╭──

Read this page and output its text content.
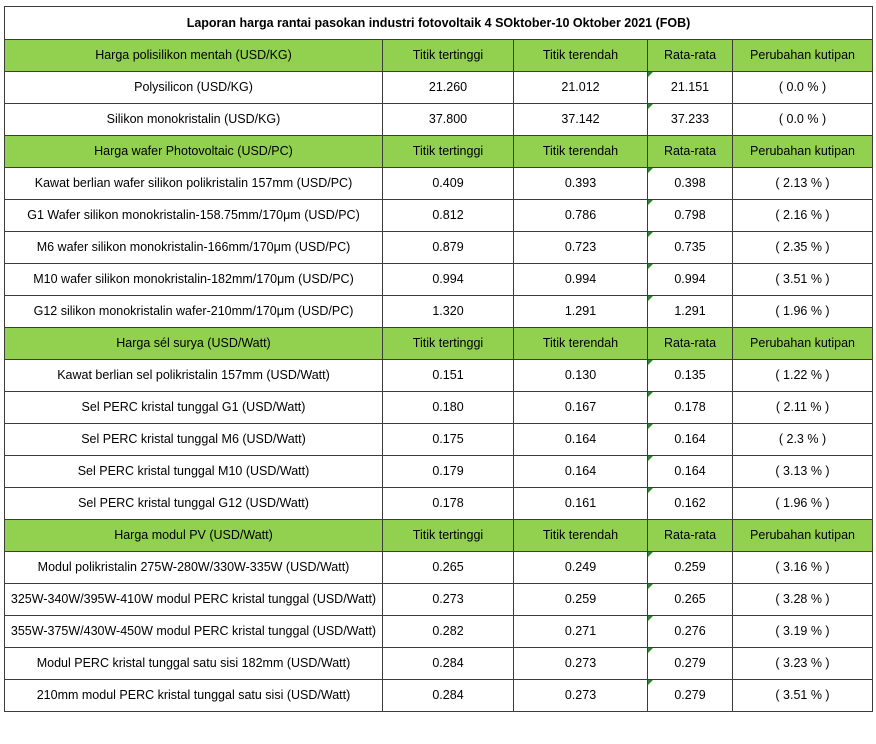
Laporan harga rantai pasokan industri fotovoltaik 4 SOktober-10 Oktober 2021 (FOB)				
Harga polisilikon mentah (USD/KG)	Titik tertinggi	Titik terendah	Rata-rata	Perubahan kutipan
Polysilicon (USD/KG)	21.260	21.012	21.151	( 0.0 % )
Silikon monokristalin (USD/KG)	37.800	37.142	37.233	( 0.0 % )
Harga wafer Photovoltaic (USD/PC)	Titik tertinggi	Titik terendah	Rata-rata	Perubahan kutipan
Kawat berlian wafer silikon polikristalin 157mm (USD/PC)	0.409	0.393	0.398	( 2.13 % )
G1 Wafer silikon monokristalin-158.75mm/170μm (USD/PC)	0.812	0.786	0.798	( 2.16 % )
M6 wafer silikon monokristalin-166mm/170μm (USD/PC)	0.879	0.723	0.735	( 2.35 % )
M10 wafer silikon monokristalin-182mm/170μm (USD/PC)	0.994	0.994	0.994	( 3.51 % )
G12 silikon monokristalin wafer-210mm/170μm (USD/PC)	1.320	1.291	1.291	( 1.96 % )
Harga sél surya (USD/Watt)	Titik tertinggi	Titik terendah	Rata-rata	Perubahan kutipan
Kawat berlian sel polikristalin 157mm (USD/Watt)	0.151	0.130	0.135	( 1.22 % )
Sel PERC kristal tunggal G1 (USD/Watt)	0.180	0.167	0.178	( 2.11 % )
Sel PERC kristal tunggal M6 (USD/Watt)	0.175	0.164	0.164	( 2.3 % )
Sel PERC kristal tunggal M10 (USD/Watt)	0.179	0.164	0.164	( 3.13 % )
Sel PERC kristal tunggal G12 (USD/Watt)	0.178	0.161	0.162	( 1.96 % )
Harga modul PV (USD/Watt)	Titik tertinggi	Titik terendah	Rata-rata	Perubahan kutipan
Modul polikristalin 275W-280W/330W-335W (USD/Watt)	0.265	0.249	0.259	( 3.16 % )
325W-340W/395W-410W modul PERC kristal tunggal (USD/Watt)	0.273	0.259	0.265	( 3.28 % )
355W-375W/430W-450W modul PERC kristal tunggal (USD/Watt)	0.282	0.271	0.276	( 3.19 % )
Modul PERC kristal tunggal satu sisi 182mm (USD/Watt)	0.284	0.273	0.279	( 3.23 % )
210mm modul PERC kristal tunggal satu sisi (USD/Watt)	0.284	0.273	0.279	( 3.51 % )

╰──

Stated exercise: Copy out each line of the listing that holds "terendah".

Exercise response:
Harga polisilikon mentah (USD/KG)	Titik tertinggi	Titik terendah	Rata-rata	Perubahan kutipan
Harga wafer Photovoltaic (USD/PC)	Titik tertinggi	Titik terendah	Rata-rata	Perubahan kutipan
Harga sél surya (USD/Watt)	Titik tertinggi	Titik terendah	Rata-rata	Perubahan kutipan
Harga modul PV (USD/Watt)	Titik tertinggi	Titik terendah	Rata-rata	Perubahan kutipan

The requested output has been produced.